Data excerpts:
━━━━━━
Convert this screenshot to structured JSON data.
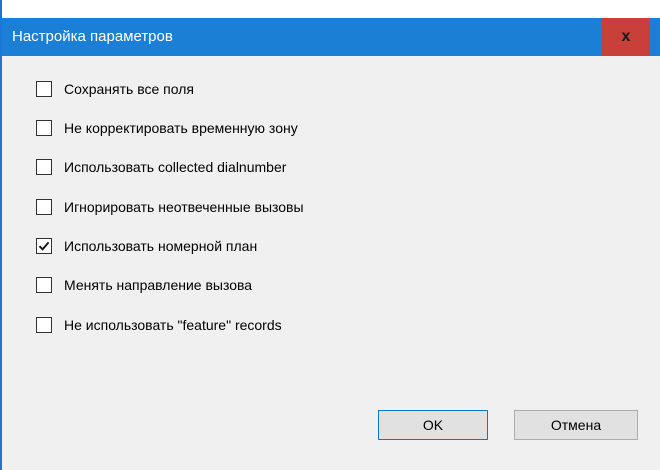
{
  "window": {
    "title": "Настройка параметров",
    "close_label": "x"
  },
  "options": [
    {
      "label": "Сохранять все поля",
      "checked": false
    },
    {
      "label": "Не корректировать временную зону",
      "checked": false
    },
    {
      "label": "Использовать collected dialnumber",
      "checked": false
    },
    {
      "label": "Игнорировать неотвеченные вызовы",
      "checked": false
    },
    {
      "label": "Использовать номерной план",
      "checked": true
    },
    {
      "label": "Менять направление вызова",
      "checked": false
    },
    {
      "label": "Не использовать \"feature\" records",
      "checked": false
    }
  ],
  "buttons": {
    "ok_label": "OK",
    "cancel_label": "Отмена"
  },
  "colors": {
    "titlebar": "#1b7fd6",
    "close_button": "#c9403a",
    "dialog_background": "#f0f0f0"
  }
}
━━━━━━
* _Work to complete_
Drop the pictures and reproduce the rest of the entries above exactly.

* _Final result_
Convert this screenshot to structured JSON data.
{
  "window": {
    "title": "Настройка параметров",
    "close_label": "x"
  },
  "options": [
    {
      "label": "Сохранять все поля",
      "checked": false
    },
    {
      "label": "Не корректировать временную зону",
      "checked": false
    },
    {
      "label": "Использовать collected dialnumber",
      "checked": false
    },
    {
      "label": "Игнорировать неотвеченные вызовы",
      "checked": false
    },
    {
      "label": "Использовать номерной план",
      "checked": true
    },
    {
      "label": "Менять направление вызова",
      "checked": false
    },
    {
      "label": "Не использовать \"feature\" records",
      "checked": false
    }
  ],
  "buttons": {
    "ok_label": "OK",
    "cancel_label": "Отмена"
  },
  "colors": {
    "titlebar": "#1b7fd6",
    "close_button": "#c9403a",
    "dialog_background": "#f0f0f0"
  }
}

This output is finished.